- _DATA LISTING_
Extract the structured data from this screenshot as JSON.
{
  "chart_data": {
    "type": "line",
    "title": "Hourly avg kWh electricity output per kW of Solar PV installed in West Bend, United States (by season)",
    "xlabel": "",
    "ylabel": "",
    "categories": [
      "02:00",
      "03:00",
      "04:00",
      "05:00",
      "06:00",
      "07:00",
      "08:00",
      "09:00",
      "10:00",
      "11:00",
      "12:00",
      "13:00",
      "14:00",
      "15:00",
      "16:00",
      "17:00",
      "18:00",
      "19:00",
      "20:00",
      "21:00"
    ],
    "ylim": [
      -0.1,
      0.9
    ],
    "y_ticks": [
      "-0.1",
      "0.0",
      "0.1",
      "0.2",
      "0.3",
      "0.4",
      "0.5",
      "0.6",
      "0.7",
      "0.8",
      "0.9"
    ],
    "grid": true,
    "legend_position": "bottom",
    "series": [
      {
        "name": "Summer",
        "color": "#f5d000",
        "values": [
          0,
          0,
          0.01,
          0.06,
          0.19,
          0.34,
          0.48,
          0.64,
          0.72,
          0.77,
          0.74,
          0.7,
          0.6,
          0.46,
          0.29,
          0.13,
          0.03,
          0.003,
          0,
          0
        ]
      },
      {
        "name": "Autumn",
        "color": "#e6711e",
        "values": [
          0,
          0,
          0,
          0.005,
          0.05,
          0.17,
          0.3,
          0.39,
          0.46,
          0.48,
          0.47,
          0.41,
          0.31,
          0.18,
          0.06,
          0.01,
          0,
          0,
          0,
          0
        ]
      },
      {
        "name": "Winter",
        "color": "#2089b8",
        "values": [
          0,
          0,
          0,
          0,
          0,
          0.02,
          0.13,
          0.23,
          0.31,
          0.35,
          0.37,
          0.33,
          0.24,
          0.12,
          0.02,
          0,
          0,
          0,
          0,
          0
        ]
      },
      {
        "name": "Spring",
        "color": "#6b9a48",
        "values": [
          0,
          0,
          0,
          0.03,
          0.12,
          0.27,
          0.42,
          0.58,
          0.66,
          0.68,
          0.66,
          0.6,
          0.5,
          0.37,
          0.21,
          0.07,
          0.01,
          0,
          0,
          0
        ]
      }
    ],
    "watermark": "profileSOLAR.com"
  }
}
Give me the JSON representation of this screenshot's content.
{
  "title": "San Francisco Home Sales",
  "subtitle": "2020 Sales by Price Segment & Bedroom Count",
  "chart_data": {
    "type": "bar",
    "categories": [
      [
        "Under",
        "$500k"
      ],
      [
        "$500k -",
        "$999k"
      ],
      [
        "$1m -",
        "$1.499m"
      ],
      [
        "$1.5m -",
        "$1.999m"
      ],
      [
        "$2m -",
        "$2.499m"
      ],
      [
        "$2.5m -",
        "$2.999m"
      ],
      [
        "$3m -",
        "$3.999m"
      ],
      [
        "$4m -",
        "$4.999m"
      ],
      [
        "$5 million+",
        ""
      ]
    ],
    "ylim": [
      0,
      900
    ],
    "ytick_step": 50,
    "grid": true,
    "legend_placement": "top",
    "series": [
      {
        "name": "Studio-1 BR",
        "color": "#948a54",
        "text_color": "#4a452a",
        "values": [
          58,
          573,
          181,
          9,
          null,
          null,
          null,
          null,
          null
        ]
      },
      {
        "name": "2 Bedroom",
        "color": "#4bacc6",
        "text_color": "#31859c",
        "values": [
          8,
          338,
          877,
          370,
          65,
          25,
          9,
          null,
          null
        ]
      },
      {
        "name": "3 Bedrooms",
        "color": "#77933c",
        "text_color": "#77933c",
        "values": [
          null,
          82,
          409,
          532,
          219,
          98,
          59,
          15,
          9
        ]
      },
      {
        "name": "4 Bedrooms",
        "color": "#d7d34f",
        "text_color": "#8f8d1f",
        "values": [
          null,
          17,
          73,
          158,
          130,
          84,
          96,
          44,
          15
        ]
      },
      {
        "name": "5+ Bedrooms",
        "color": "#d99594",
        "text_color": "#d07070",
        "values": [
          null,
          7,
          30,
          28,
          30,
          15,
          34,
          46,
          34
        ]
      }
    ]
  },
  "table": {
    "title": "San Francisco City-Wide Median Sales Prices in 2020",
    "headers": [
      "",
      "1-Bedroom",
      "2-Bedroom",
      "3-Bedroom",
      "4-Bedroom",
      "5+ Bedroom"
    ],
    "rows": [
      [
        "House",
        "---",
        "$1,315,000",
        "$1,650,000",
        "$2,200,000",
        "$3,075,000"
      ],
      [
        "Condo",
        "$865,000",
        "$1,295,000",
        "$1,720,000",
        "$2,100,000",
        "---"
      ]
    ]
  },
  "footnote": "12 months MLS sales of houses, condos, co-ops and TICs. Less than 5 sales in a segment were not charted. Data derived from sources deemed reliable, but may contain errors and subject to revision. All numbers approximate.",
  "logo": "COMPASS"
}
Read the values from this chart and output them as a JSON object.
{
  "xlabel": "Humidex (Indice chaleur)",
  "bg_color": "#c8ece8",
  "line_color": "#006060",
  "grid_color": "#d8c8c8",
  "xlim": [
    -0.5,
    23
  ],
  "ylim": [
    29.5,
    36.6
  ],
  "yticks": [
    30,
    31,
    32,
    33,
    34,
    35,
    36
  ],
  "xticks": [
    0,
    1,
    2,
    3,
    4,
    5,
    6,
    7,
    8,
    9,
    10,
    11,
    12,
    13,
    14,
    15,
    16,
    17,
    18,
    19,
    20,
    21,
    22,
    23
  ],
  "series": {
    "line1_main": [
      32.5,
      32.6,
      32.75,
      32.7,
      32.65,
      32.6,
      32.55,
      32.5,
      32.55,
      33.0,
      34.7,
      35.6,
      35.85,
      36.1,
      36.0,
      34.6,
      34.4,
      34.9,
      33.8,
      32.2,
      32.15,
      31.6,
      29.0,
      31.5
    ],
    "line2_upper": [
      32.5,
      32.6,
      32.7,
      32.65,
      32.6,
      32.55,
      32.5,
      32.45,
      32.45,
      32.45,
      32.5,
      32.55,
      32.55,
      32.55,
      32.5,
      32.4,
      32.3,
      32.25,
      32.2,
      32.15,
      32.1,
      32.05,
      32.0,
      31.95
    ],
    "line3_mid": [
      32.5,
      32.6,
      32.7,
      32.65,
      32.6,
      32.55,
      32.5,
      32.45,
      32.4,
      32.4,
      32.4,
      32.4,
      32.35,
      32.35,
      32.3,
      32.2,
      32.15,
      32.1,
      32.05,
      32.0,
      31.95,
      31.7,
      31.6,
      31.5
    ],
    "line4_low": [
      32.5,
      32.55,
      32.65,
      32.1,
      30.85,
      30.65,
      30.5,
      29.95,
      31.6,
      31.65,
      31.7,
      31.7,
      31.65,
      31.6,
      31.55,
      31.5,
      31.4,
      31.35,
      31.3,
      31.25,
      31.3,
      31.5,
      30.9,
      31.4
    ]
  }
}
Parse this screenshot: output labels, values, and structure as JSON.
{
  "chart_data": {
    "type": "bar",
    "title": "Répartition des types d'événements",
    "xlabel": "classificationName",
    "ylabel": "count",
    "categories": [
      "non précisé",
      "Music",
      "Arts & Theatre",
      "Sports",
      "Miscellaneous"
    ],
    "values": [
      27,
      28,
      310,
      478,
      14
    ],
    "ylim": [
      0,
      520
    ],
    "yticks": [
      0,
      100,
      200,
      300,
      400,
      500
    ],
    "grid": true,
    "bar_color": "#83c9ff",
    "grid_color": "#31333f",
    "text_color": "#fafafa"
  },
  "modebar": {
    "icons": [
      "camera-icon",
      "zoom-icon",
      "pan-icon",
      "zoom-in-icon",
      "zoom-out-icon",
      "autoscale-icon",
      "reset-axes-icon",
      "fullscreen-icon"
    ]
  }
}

- _DIRECTIONS FOR THIS TASK_
Search the records for the word "JSON", then list every line that has it.

- _RESPONSE_
Extract the structured data from this screenshot as JSON.
Give me the JSON representation of this screenshot's content.
Read the values from this chart and output them as a JSON object.
Parse this screenshot: output labels, values, and structure as JSON.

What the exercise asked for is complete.